%%

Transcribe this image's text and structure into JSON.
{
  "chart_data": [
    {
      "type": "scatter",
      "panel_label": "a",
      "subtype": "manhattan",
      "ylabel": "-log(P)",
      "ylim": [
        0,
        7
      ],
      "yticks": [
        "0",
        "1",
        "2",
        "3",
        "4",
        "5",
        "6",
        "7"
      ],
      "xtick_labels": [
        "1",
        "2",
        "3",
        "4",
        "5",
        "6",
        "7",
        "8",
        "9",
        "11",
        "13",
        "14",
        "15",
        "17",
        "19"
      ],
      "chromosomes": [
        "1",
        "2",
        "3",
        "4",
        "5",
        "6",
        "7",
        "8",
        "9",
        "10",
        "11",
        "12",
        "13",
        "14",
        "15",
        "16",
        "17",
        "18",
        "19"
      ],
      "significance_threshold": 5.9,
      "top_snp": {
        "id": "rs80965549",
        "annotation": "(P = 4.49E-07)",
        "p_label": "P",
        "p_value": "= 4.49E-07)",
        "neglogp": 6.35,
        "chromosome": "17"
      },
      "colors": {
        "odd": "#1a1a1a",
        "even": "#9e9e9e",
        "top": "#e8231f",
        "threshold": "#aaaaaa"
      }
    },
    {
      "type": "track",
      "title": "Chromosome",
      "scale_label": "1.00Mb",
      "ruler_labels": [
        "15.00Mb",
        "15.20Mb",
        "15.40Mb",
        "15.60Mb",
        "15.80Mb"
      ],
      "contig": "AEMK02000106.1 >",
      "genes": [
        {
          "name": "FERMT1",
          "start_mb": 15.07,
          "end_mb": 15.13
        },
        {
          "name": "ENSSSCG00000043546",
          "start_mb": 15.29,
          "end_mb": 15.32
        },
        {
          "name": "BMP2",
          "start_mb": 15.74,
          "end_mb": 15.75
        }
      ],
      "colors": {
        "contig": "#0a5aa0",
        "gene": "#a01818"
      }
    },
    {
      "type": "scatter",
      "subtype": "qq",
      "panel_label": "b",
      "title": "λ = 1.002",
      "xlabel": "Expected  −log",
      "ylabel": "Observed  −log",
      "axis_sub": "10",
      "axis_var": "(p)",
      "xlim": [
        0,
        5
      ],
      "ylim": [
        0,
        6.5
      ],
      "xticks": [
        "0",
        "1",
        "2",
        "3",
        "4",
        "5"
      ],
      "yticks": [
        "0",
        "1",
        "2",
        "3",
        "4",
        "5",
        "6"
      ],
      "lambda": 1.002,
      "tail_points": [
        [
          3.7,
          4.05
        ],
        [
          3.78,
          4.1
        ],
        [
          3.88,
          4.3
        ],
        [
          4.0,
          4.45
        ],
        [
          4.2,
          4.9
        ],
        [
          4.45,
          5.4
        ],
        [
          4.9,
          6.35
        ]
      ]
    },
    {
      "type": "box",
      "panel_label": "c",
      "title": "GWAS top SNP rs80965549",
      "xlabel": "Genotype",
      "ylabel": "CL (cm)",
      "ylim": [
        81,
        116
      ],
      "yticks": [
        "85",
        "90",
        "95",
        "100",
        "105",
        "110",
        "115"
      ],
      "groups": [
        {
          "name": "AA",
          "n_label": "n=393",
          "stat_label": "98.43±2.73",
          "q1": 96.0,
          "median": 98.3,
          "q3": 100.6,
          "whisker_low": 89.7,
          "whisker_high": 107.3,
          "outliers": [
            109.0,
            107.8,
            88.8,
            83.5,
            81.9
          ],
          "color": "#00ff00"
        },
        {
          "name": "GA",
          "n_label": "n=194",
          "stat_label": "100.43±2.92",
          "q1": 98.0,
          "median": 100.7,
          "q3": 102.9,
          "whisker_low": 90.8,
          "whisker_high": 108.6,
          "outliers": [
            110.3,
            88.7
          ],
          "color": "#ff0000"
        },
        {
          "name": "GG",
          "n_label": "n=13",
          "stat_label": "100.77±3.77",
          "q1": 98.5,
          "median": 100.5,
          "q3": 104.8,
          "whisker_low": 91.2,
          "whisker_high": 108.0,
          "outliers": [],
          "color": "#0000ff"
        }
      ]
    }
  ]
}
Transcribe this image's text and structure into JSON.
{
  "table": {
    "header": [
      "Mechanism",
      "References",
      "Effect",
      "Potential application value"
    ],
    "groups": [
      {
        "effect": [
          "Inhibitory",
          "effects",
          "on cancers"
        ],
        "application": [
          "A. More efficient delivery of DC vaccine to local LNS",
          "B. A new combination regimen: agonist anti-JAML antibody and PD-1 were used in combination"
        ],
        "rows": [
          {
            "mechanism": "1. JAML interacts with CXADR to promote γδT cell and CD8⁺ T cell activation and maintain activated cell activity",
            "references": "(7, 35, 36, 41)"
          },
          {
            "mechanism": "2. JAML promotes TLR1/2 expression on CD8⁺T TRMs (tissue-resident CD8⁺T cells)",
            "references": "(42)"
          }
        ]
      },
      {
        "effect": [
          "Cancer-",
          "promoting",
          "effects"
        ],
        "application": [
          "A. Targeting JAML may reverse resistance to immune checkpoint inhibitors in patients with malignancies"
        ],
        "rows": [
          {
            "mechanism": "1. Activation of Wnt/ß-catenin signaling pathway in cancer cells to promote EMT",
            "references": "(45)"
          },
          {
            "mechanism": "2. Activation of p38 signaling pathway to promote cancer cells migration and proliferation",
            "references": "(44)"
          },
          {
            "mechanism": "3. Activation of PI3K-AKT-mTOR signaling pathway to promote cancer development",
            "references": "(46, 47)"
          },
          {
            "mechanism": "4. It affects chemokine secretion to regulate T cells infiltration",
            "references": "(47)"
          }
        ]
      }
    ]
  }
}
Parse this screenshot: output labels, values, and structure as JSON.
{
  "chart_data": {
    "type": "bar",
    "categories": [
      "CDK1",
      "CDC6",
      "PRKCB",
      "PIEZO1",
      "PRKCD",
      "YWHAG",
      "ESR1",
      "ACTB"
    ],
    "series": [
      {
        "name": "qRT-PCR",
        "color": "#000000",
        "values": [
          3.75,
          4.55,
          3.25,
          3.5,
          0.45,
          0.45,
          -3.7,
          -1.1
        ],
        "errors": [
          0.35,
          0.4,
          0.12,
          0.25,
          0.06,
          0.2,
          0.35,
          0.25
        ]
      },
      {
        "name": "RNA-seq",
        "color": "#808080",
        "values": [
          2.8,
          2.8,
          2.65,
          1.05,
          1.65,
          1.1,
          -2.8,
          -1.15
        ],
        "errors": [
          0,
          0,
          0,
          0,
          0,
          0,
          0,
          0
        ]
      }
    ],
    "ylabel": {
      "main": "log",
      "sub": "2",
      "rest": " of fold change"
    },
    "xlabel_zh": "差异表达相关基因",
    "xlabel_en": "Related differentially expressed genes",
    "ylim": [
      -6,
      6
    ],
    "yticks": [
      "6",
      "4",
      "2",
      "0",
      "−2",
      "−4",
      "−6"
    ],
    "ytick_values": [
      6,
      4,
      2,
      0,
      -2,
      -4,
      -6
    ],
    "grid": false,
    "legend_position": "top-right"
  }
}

%%

Problem statement: Exact copies of the lines from the one containing "Parse this screenshot: output" through the final line of the records are all the answer should hold.

Expected output:
Parse this screenshot: output labels, values, and structure as JSON.
{
  "chart_data": {
    "type": "bar",
    "categories": [
      "CDK1",
      "CDC6",
      "PRKCB",
      "PIEZO1",
      "PRKCD",
      "YWHAG",
      "ESR1",
      "ACTB"
    ],
    "series": [
      {
        "name": "qRT-PCR",
        "color": "#000000",
        "values": [
          3.75,
          4.55,
          3.25,
          3.5,
          0.45,
          0.45,
          -3.7,
          -1.1
        ],
        "errors": [
          0.35,
          0.4,
          0.12,
          0.25,
          0.06,
          0.2,
          0.35,
          0.25
        ]
      },
      {
        "name": "RNA-seq",
        "color": "#808080",
        "values": [
          2.8,
          2.8,
          2.65,
          1.05,
          1.65,
          1.1,
          -2.8,
          -1.15
        ],
        "errors": [
          0,
          0,
          0,
          0,
          0,
          0,
          0,
          0
        ]
      }
    ],
    "ylabel": {
      "main": "log",
      "sub": "2",
      "rest": " of fold change"
    },
    "xlabel_zh": "差异表达相关基因",
    "xlabel_en": "Related differentially expressed genes",
    "ylim": [
      -6,
      6
    ],
    "yticks": [
      "6",
      "4",
      "2",
      "0",
      "−2",
      "−4",
      "−6"
    ],
    "ytick_values": [
      6,
      4,
      2,
      0,
      -2,
      -4,
      -6
    ],
    "grid": false,
    "legend_position": "top-right"
  }
}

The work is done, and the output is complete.